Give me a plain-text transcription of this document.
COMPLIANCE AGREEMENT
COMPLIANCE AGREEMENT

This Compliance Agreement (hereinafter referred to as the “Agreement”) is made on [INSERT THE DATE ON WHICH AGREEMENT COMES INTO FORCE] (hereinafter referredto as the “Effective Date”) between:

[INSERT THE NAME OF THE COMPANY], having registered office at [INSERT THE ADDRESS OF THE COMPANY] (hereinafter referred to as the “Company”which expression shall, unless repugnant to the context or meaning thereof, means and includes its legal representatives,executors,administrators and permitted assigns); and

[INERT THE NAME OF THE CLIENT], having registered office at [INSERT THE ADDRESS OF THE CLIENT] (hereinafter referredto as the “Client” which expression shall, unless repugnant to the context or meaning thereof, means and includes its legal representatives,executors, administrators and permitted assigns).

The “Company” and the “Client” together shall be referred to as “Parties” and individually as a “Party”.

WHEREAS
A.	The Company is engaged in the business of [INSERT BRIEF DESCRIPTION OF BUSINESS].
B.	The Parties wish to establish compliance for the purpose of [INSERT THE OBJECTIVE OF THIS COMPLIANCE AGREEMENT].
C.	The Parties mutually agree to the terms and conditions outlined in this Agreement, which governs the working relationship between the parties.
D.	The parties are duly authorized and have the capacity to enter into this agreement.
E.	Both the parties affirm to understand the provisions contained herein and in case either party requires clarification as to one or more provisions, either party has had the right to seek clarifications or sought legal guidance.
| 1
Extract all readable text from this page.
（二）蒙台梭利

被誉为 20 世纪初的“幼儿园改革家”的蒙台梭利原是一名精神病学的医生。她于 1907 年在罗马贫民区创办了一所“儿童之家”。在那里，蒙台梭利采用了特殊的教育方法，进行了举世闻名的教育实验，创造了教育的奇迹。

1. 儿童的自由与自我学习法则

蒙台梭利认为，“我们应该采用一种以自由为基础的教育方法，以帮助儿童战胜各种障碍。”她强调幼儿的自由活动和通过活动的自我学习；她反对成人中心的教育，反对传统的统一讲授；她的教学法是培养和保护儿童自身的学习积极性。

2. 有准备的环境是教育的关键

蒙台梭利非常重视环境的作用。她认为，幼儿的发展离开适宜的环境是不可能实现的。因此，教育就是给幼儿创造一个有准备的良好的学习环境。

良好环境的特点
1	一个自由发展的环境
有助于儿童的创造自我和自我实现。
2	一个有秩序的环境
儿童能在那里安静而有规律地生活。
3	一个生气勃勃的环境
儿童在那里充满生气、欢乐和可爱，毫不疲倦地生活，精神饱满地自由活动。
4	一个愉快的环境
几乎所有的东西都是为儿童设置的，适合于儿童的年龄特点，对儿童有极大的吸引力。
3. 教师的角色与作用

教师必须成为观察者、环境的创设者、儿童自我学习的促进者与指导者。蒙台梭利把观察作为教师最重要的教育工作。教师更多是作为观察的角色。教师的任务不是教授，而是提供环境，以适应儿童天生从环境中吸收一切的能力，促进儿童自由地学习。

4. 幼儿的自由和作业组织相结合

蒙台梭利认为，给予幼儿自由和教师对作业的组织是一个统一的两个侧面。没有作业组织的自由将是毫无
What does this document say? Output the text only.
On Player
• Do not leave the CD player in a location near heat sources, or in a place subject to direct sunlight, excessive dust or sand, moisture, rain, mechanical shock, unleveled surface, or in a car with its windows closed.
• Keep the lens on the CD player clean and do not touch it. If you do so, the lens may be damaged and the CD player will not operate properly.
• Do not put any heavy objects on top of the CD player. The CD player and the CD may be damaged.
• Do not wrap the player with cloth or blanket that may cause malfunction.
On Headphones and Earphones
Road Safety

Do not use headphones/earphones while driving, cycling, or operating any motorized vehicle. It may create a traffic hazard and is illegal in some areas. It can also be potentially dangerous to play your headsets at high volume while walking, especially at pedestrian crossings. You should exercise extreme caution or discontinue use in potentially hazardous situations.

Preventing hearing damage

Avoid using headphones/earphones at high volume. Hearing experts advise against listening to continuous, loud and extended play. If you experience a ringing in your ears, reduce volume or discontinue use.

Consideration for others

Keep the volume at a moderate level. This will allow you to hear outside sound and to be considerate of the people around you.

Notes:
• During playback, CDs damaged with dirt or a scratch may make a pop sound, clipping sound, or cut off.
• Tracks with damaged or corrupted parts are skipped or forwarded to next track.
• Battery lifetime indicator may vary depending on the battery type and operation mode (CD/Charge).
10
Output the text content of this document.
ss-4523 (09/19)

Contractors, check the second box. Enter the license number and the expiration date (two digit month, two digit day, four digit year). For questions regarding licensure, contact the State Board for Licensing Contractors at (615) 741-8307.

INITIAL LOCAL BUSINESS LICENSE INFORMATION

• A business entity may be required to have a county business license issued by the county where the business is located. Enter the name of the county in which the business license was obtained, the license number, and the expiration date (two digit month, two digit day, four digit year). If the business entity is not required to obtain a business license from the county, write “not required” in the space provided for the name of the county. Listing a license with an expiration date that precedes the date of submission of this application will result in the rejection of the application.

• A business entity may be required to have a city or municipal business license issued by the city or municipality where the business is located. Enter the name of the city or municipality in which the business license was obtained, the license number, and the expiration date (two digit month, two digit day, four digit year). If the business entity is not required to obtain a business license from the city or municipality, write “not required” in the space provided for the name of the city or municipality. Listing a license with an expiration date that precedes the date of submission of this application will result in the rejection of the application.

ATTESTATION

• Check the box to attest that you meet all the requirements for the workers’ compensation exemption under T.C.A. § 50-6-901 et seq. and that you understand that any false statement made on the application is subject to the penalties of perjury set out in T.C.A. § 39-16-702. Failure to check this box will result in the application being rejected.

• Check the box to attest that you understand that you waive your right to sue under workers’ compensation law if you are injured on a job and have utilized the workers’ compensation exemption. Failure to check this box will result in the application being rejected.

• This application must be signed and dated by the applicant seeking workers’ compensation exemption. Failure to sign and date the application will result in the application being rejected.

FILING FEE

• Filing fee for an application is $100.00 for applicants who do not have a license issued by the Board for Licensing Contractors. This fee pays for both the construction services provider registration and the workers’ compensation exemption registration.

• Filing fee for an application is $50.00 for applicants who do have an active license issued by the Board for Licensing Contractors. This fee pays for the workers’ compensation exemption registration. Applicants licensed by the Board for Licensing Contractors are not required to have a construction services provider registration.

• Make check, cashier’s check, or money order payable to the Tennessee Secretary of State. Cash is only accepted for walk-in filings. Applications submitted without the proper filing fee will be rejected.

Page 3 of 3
· · · ·
> _STATED TASK_
Go through the records. Copy each line where "referredto" appears.

> _TASK SOLUTION_
This Compliance Agreement (hereinafter referred to as the “Agreement”) is made on [INSERT THE DATE ON WHICH AGREEMENT COMES INTO FORCE] (hereinafter referredto as the “Effective Date”) between:
[INERT THE NAME OF THE CLIENT], having registered office at [INSERT THE ADDRESS OF THE CLIENT] (hereinafter referredto as the “Client” which expression shall, unless repugnant to the context or meaning thereof, means and includes its legal representatives,executors, administrators and permitted assigns).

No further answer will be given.